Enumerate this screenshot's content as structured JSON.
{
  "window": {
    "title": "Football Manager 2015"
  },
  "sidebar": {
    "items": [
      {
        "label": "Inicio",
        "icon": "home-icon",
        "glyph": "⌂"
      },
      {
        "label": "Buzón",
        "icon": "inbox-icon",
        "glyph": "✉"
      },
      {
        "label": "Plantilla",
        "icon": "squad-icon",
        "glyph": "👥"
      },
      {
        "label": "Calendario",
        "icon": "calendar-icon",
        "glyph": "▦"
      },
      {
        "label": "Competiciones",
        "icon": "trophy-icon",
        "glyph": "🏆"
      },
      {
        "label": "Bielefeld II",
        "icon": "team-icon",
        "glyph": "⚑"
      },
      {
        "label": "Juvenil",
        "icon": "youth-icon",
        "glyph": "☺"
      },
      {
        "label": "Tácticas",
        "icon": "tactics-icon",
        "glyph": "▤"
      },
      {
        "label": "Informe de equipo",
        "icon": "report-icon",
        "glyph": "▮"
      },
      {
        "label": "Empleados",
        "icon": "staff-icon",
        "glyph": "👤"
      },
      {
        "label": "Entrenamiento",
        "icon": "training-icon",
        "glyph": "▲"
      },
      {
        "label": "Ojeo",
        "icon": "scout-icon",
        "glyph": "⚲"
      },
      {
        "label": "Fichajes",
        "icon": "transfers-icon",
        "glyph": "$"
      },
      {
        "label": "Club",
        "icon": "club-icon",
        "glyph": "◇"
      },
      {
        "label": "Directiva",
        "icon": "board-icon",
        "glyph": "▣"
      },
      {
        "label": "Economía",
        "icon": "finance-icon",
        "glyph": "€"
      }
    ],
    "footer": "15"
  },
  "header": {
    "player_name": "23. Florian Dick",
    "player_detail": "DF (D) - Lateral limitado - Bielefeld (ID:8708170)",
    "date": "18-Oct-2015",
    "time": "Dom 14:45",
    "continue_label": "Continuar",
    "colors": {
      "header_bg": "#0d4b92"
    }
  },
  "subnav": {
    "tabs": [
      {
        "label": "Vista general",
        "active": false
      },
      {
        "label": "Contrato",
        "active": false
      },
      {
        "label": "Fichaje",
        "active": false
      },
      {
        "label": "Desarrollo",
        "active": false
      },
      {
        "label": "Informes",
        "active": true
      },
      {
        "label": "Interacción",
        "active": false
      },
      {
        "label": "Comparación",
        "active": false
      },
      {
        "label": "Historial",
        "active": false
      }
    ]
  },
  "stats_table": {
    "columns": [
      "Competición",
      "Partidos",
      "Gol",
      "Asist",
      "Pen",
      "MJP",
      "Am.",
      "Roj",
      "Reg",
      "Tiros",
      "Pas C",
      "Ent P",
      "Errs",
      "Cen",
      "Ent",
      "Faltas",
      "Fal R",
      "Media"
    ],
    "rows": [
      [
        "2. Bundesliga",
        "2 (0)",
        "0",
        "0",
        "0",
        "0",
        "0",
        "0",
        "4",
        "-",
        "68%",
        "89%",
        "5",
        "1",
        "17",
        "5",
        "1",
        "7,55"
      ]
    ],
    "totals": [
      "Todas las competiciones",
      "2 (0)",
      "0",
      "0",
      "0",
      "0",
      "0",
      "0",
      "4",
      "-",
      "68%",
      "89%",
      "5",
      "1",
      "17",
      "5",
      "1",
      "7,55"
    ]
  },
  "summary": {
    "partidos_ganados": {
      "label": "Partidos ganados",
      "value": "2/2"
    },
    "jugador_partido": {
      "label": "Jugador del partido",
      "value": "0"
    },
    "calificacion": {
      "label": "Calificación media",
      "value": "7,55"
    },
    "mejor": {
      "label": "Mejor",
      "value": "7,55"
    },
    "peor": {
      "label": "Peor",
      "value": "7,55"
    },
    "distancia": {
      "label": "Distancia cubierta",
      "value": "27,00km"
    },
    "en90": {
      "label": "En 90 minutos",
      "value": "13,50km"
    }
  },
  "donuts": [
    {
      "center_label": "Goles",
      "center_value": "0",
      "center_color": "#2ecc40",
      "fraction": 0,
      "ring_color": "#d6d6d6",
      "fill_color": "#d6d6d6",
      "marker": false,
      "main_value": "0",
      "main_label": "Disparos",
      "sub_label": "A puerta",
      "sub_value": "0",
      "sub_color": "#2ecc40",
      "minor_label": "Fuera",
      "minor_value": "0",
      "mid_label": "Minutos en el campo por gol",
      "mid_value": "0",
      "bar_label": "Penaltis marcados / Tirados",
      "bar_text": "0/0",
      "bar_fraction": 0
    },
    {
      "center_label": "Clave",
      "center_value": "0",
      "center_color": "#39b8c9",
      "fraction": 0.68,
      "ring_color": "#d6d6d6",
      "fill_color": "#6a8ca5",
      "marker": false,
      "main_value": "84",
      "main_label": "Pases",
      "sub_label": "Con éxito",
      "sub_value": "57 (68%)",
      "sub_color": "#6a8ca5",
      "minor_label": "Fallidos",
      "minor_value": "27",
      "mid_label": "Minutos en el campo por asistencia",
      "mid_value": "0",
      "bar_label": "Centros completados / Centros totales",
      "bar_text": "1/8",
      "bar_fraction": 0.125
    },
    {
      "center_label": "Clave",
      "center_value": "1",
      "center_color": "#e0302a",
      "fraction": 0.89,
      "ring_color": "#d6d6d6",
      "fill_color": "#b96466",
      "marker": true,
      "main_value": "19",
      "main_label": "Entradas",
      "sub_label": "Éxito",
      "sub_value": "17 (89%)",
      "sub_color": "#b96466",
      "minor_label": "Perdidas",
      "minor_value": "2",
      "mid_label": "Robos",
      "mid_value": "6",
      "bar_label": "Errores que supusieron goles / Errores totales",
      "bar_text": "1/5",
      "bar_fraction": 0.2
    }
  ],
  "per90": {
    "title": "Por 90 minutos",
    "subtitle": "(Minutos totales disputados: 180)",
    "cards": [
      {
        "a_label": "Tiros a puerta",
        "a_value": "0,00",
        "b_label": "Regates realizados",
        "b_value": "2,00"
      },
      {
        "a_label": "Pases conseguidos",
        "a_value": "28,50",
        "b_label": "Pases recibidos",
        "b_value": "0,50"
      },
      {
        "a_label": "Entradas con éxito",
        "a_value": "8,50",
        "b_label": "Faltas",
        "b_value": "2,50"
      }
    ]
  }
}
·····
— What to do —
Determine how many lines in the listing above hold the string "Bielefeld", then write only the number.

— Answer to this exercise —
2